Start Records to use
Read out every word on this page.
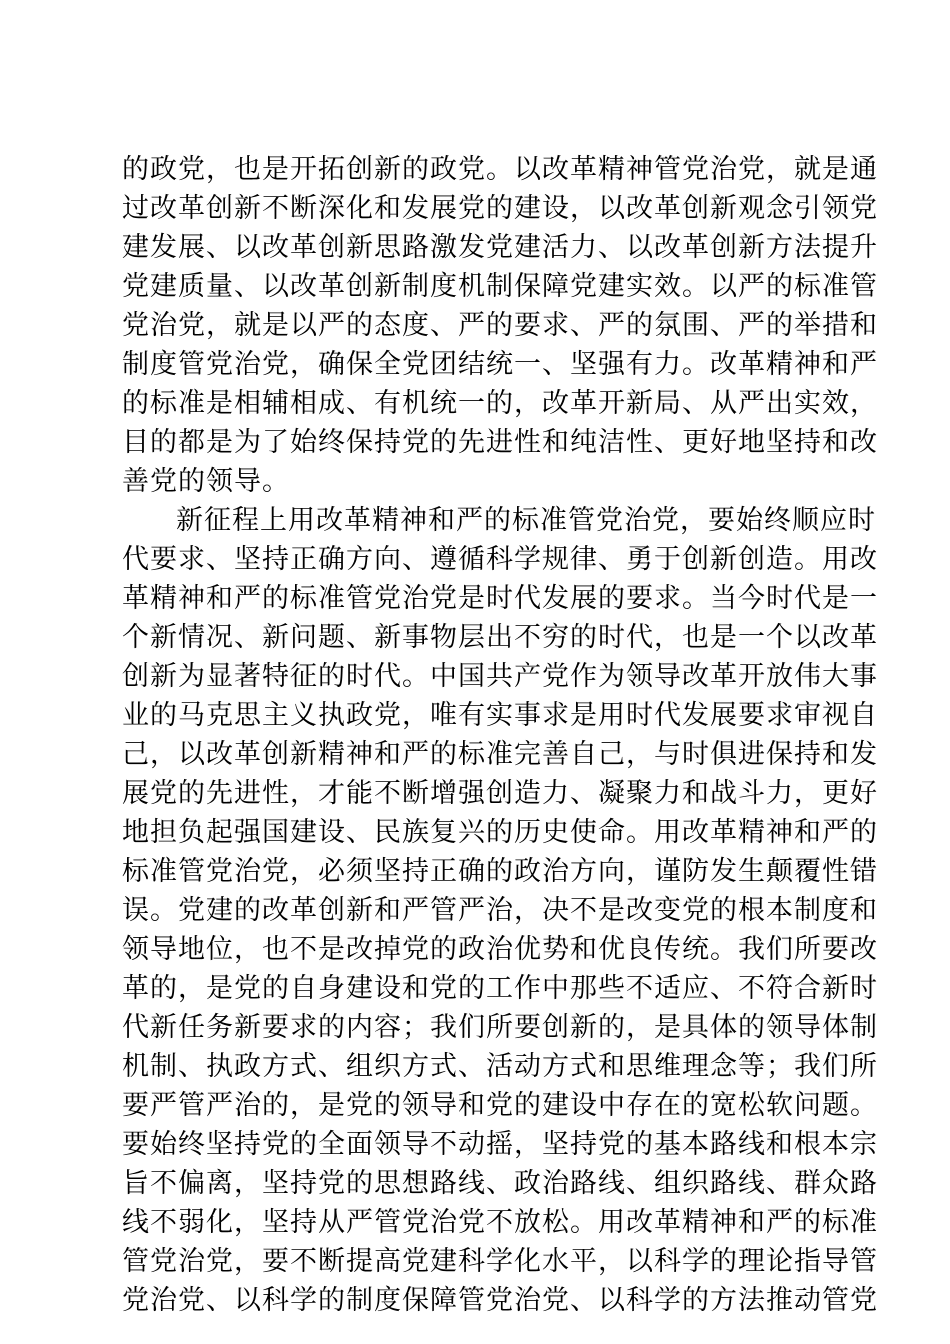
的政党，也是开拓创新的政党。以改革精神管党治党，就是通
过改革创新不断深化和发展党的建设，以改革创新观念引领党
建发展、以改革创新思路激发党建活力、以改革创新方法提升
党建质量、以改革创新制度机制保障党建实效。以严的标准管
党治党，就是以严的态度、严的要求、严的氛围、严的举措和
制度管党治党，确保全党团结统一、坚强有力。改革精神和严
的标准是相辅相成、有机统一的，改革开新局、从严出实效，
目的都是为了始终保持党的先进性和纯洁性、更好地坚持和改
善党的领导。
新征程上用改革精神和严的标准管党治党，要始终顺应时
代要求、坚持正确方向、遵循科学规律、勇于创新创造。用改
革精神和严的标准管党治党是时代发展的要求。当今时代是一
个新情况、新问题、新事物层出不穷的时代，也是一个以改革
创新为显著特征的时代。中国共产党作为领导改革开放伟大事
业的马克思主义执政党，唯有实事求是用时代发展要求审视自
己，以改革创新精神和严的标准完善自己，与时俱进保持和发
展党的先进性，才能不断增强创造力、凝聚力和战斗力，更好
地担负起强国建设、民族复兴的历史使命。用改革精神和严的
标准管党治党，必须坚持正确的政治方向，谨防发生颠覆性错
误。党建的改革创新和严管严治，决不是改变党的根本制度和
领导地位，也不是改掉党的政治优势和优良传统。我们所要改
革的，是党的自身建设和党的工作中那些不适应、不符合新时
代新任务新要求的内容；我们所要创新的，是具体的领导体制
机制、执政方式、组织方式、活动方式和思维理念等；我们所
要严管严治的，是党的领导和党的建设中存在的宽松软问题。
要始终坚持党的全面领导不动摇，坚持党的基本路线和根本宗
旨不偏离，坚持党的思想路线、政治路线、组织路线、群众路
线不弱化，坚持从严管党治党不放松。用改革精神和严的标准
管党治党，要不断提高党建科学化水平，以科学的理论指导管
党治党、以科学的制度保障管党治党、以科学的方法推动管党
End Records to use
## What the task asks
Transcribe the records word for word and include no pictures.

## Answer below
Read out every word on this page.
的政党，也是开拓创新的政党。以改革精神管党治党，就是通
过改革创新不断深化和发展党的建设，以改革创新观念引领党
建发展、以改革创新思路激发党建活力、以改革创新方法提升
党建质量、以改革创新制度机制保障党建实效。以严的标准管
党治党，就是以严的态度、严的要求、严的氛围、严的举措和
制度管党治党，确保全党团结统一、坚强有力。改革精神和严
的标准是相辅相成、有机统一的，改革开新局、从严出实效，
目的都是为了始终保持党的先进性和纯洁性、更好地坚持和改
善党的领导。
新征程上用改革精神和严的标准管党治党，要始终顺应时
代要求、坚持正确方向、遵循科学规律、勇于创新创造。用改
革精神和严的标准管党治党是时代发展的要求。当今时代是一
个新情况、新问题、新事物层出不穷的时代，也是一个以改革
创新为显著特征的时代。中国共产党作为领导改革开放伟大事
业的马克思主义执政党，唯有实事求是用时代发展要求审视自
己，以改革创新精神和严的标准完善自己，与时俱进保持和发
展党的先进性，才能不断增强创造力、凝聚力和战斗力，更好
地担负起强国建设、民族复兴的历史使命。用改革精神和严的
标准管党治党，必须坚持正确的政治方向，谨防发生颠覆性错
误。党建的改革创新和严管严治，决不是改变党的根本制度和
领导地位，也不是改掉党的政治优势和优良传统。我们所要改
革的，是党的自身建设和党的工作中那些不适应、不符合新时
代新任务新要求的内容；我们所要创新的，是具体的领导体制
机制、执政方式、组织方式、活动方式和思维理念等；我们所
要严管严治的，是党的领导和党的建设中存在的宽松软问题。
要始终坚持党的全面领导不动摇，坚持党的基本路线和根本宗
旨不偏离，坚持党的思想路线、政治路线、组织路线、群众路
线不弱化，坚持从严管党治党不放松。用改革精神和严的标准
管党治党，要不断提高党建科学化水平，以科学的理论指导管
党治党、以科学的制度保障管党治党、以科学的方法推动管党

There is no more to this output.